→ **DO THIS**: Copy the records word for word, starting at the very beginning and ending with the line that contains "864, 499, 880]".

→ **LISTING**:
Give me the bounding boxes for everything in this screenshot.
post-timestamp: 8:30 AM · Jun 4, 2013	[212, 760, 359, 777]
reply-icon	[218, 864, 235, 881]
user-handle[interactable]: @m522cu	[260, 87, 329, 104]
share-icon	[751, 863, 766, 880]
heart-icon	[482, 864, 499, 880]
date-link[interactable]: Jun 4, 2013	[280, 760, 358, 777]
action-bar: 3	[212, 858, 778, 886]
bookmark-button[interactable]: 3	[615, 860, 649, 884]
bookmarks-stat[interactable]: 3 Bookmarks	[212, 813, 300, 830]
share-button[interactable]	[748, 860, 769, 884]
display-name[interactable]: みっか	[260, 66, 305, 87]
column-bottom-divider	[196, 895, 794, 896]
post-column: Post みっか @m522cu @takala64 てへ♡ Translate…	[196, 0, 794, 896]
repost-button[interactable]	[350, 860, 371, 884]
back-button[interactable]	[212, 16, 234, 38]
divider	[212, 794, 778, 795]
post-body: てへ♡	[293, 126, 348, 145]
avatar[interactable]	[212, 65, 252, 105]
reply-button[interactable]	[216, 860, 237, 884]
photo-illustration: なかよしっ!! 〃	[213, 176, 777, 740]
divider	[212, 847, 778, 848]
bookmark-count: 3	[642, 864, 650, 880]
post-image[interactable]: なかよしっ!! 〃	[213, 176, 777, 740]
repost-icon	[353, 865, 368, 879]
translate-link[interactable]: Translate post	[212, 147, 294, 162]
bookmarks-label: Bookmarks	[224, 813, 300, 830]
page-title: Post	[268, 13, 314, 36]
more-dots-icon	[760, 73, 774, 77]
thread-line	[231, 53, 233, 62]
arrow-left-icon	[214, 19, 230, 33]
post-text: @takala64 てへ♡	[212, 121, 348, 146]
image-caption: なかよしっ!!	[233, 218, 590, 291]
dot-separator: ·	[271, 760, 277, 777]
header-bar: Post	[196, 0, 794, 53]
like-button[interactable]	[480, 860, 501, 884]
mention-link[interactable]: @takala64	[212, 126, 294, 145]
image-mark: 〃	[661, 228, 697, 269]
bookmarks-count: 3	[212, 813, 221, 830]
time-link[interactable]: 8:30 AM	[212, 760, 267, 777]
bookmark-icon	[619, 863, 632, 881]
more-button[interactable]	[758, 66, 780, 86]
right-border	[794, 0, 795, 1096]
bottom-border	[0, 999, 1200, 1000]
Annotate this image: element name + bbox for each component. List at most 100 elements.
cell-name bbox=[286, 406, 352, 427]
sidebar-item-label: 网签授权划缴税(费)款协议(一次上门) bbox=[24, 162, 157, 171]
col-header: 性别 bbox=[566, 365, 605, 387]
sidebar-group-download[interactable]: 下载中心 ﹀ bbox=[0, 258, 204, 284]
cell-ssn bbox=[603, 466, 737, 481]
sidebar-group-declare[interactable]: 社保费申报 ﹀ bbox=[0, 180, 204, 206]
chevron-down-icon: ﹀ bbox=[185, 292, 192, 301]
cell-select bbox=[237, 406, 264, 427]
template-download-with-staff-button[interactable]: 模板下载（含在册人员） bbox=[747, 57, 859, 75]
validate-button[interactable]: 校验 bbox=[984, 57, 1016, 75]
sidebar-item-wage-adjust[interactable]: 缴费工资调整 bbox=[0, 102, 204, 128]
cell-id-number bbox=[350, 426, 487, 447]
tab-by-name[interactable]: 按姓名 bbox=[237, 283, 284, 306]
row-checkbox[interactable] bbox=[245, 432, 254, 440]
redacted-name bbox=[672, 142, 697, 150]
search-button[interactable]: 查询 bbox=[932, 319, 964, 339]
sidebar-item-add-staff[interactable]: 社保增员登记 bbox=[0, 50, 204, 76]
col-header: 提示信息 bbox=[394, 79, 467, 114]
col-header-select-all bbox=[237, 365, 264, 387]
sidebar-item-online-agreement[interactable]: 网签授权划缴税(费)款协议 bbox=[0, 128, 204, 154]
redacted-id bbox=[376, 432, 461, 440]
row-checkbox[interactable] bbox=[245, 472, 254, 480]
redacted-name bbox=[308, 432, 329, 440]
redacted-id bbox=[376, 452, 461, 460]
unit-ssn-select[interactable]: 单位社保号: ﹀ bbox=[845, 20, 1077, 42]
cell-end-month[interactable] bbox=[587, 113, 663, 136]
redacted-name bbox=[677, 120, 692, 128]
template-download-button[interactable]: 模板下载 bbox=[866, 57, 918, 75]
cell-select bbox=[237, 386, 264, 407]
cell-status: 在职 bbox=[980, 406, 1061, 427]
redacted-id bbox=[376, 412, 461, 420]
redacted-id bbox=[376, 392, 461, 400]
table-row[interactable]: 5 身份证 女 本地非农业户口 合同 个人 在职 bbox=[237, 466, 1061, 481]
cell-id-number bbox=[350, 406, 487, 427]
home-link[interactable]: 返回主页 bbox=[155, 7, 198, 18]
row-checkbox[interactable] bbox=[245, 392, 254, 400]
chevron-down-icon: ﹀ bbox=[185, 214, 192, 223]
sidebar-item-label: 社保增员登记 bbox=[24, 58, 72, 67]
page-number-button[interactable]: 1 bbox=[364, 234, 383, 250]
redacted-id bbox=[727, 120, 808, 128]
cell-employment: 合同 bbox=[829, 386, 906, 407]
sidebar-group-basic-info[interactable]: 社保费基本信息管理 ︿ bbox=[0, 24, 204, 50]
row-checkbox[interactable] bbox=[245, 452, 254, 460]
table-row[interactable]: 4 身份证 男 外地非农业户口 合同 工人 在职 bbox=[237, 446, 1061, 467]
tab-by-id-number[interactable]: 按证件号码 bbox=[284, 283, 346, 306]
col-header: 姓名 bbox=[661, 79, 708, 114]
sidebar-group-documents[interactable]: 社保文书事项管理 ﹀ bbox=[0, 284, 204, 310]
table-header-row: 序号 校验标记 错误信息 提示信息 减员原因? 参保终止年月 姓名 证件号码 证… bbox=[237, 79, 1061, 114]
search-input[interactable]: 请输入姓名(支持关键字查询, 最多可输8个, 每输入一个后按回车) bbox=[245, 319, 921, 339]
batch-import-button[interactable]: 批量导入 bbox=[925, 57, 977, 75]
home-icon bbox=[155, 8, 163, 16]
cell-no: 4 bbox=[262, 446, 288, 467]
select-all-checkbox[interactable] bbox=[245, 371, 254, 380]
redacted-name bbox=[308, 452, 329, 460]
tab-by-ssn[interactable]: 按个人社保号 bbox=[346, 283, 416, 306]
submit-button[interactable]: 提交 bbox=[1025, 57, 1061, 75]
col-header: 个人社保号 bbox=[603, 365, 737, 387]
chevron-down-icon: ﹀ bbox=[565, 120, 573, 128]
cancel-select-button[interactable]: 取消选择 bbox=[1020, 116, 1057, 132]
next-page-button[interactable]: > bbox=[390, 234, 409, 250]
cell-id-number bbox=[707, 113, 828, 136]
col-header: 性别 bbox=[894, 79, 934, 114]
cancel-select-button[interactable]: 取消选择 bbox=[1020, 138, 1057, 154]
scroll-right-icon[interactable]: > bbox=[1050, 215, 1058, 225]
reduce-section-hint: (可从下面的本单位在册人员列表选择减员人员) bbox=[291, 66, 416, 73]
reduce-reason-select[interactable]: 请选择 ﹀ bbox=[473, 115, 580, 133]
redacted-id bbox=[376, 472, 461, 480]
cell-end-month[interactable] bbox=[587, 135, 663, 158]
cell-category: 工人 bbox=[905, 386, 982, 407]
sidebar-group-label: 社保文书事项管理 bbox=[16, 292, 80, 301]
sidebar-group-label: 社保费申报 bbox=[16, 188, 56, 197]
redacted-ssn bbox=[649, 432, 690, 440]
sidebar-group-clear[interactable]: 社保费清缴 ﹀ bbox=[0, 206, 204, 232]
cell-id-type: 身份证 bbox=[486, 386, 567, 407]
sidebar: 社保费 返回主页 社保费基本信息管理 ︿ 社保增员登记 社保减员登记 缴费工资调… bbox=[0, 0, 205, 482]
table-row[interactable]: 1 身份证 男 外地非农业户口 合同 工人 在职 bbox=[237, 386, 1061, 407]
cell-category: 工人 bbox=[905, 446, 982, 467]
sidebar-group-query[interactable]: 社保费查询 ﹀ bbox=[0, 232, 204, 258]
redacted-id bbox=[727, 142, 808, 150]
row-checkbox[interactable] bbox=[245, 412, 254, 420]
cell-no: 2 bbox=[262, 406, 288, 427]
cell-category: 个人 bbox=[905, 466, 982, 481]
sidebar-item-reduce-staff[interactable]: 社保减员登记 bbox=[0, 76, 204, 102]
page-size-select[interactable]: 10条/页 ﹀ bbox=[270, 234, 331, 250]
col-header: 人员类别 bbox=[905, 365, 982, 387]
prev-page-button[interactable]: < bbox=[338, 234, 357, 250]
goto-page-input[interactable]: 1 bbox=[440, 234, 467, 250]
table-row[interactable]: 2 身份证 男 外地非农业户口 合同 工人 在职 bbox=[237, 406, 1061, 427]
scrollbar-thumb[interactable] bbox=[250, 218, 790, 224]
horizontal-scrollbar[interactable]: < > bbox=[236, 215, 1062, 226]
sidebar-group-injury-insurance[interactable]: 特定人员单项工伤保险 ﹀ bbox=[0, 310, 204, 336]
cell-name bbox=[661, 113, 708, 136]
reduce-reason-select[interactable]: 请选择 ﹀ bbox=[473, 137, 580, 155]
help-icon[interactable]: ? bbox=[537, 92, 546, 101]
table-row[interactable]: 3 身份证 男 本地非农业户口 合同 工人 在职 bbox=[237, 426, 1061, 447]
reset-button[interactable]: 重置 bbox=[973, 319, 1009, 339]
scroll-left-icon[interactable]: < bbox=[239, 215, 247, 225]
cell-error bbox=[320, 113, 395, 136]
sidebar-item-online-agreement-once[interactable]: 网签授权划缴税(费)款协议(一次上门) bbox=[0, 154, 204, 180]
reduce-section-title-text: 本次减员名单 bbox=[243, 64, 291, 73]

→ **RESPONSE FOR THIS EXERCISE**:
Give me the bounding boxes for everything in this screenshot.
post-timestamp: 8:30 AM · Jun 4, 2013	[212, 760, 359, 777]
reply-icon	[218, 864, 235, 881]
user-handle[interactable]: @m522cu	[260, 87, 329, 104]
share-icon	[751, 863, 766, 880]
heart-icon	[482, 864, 499, 880]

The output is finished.